▶ **Goal**
Identify the lines that contain the word "adresa", then copy them.

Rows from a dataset
%%

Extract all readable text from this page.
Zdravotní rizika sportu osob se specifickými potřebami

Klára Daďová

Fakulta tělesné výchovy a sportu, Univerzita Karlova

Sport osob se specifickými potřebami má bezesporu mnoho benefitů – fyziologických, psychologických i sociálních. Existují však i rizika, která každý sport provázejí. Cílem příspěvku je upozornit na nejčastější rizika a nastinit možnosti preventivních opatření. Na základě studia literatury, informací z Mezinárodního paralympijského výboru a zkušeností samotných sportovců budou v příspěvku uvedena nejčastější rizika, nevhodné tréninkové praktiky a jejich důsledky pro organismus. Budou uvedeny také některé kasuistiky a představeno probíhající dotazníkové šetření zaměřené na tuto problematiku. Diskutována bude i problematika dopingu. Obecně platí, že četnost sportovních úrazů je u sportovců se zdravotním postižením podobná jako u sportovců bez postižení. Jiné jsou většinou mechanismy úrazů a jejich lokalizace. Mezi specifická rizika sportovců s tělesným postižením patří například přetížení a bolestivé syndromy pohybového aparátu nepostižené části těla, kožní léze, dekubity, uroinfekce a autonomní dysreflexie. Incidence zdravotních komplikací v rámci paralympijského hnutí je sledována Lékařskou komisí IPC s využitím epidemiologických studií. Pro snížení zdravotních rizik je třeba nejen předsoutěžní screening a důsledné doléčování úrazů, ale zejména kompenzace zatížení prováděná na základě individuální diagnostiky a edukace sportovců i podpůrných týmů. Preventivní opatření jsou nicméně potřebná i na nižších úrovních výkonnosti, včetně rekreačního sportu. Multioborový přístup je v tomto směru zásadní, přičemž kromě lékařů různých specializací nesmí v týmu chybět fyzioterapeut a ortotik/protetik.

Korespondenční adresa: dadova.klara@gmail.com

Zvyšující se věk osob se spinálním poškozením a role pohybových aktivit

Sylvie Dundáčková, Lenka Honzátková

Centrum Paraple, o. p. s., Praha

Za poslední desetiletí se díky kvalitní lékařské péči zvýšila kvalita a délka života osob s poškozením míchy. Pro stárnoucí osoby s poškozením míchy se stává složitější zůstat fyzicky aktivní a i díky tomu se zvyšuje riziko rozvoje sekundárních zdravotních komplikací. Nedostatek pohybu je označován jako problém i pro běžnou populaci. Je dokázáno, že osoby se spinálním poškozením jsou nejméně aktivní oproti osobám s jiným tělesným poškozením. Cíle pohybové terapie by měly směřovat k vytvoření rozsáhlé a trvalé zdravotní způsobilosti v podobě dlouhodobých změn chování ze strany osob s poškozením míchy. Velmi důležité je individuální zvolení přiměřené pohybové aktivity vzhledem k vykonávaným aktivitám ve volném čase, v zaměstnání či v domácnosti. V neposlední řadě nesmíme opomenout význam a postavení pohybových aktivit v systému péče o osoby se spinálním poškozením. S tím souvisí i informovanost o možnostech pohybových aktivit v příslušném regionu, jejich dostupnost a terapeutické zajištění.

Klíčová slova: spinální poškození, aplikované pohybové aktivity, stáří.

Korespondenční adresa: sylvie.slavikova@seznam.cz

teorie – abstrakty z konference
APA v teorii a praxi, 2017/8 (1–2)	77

%%

▶ **Result of the exercise**
Korespondenční adresa: dadova.klara@gmail.com
Korespondenční adresa: sylvie.slavikova@seznam.cz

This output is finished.